=== TEKS YANG DITAMPILKAN ===

“Kapal tua ini akan punya
nahkoda baru”, kata Abdur. Persiapan
perhelatan untuk sebuah demokrasi nyaris paripurna. Hari ini, H-3 pemilihan
presiden, memasuki masa tenang tanpa kampanye, spanduk-spanduk (seharusnya)
telah dicabut, meskipun media-media busuk masih saja mengudara dengan
berita-berita yang menjijikkan.
Sampai beberapa hari lalu,
saya masih mencoba netral. Saya mencoba menghindari obrolan bertema pilpres
pada percakapan harian, karena buat sebagian orang, akan merubah suasana
menjadi kurang menyenangkan. Mencoba terus memantau riak tanpa berteriak. Mencoba
mengolah isu dan mencerna informasi tanpa harus terbawa arus.
Bagi saya, membincangkan 2
calon presiden ini layaknya memilih calon pendamping hidup. Dalam kasus ini,
saya tidak punya pilihan lain selain 2 calon tersebut. Saya merasa harus
terlebih dahulu melihat rekam jejaknya, asal-usul dan seberapa ahli dia dalam
mengurus rumah tangga, bagaimana pergaulannya, dan orang-orang seperti apa yang
ada di lingkungannya, sebelum memutuskan pilihan.

===

YANG PERLU DIKERJAKAN —
**a)** Menurut teks yang ditampilkan, membincangkan 2 calon presiden itu diibaratkan seperti apa?
**b)** Suntinglah teks yang ditampilkan dengan menuliskan kembali semuanya dari "telah dicabut, meskipun" terus sampai "harus terbawa arus.", lalu ganti "obrolan" dengan "perbincangan".

=== DATA TERSIMPAN ===

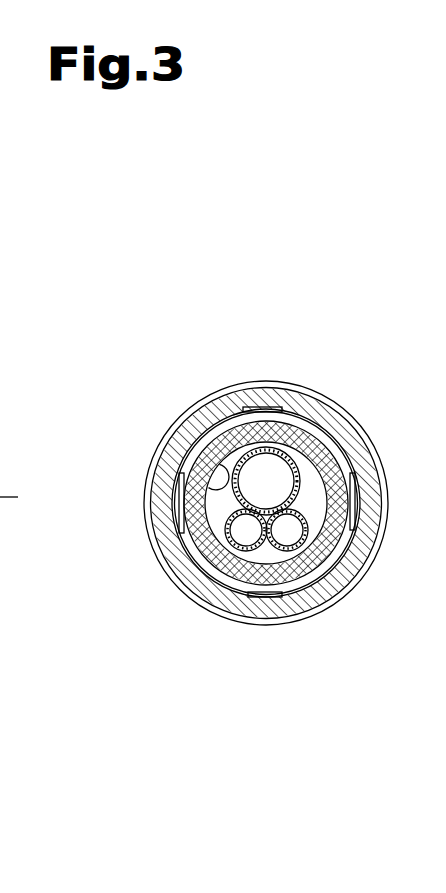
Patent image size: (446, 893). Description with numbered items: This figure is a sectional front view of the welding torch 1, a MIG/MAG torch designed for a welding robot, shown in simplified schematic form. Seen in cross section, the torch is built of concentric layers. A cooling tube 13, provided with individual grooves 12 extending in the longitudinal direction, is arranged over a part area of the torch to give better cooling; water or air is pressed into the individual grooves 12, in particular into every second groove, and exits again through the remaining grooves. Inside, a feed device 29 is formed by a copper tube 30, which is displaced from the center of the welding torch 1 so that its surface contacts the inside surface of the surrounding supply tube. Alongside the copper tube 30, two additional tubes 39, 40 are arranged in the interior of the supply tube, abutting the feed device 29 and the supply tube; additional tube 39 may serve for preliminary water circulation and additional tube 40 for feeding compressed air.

The welding torch 1 is at (340, 305).
The grooves 12 is at (310, 413).
The cooling tube 13 is at (192, 542).
The feed device 29 is at (262, 472).
The copper tube 30 is at (197, 443).
The additional tube 39 is at (287, 537).
The additional tube 40 is at (247, 533).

===

SEBAGAI TANGGAPAN —
**a)** Layaknya memilih calon pendamping hidup.

**b)**
telah dicabut, meskipun media-media busuk masih saja mengudara dengan
berita-berita yang menjijikkan.
Sampai beberapa hari lalu,
saya masih mencoba netral. Saya mencoba menghindari perbincangan bertema pilpres
pada percakapan harian, karena buat sebagian orang, akan merubah suasana
menjadi kurang menyenangkan. Mencoba terus memantau riak tanpa berteriak. Mencoba
mengolah isu dan mencerna informasi tanpa harus terbawa arus.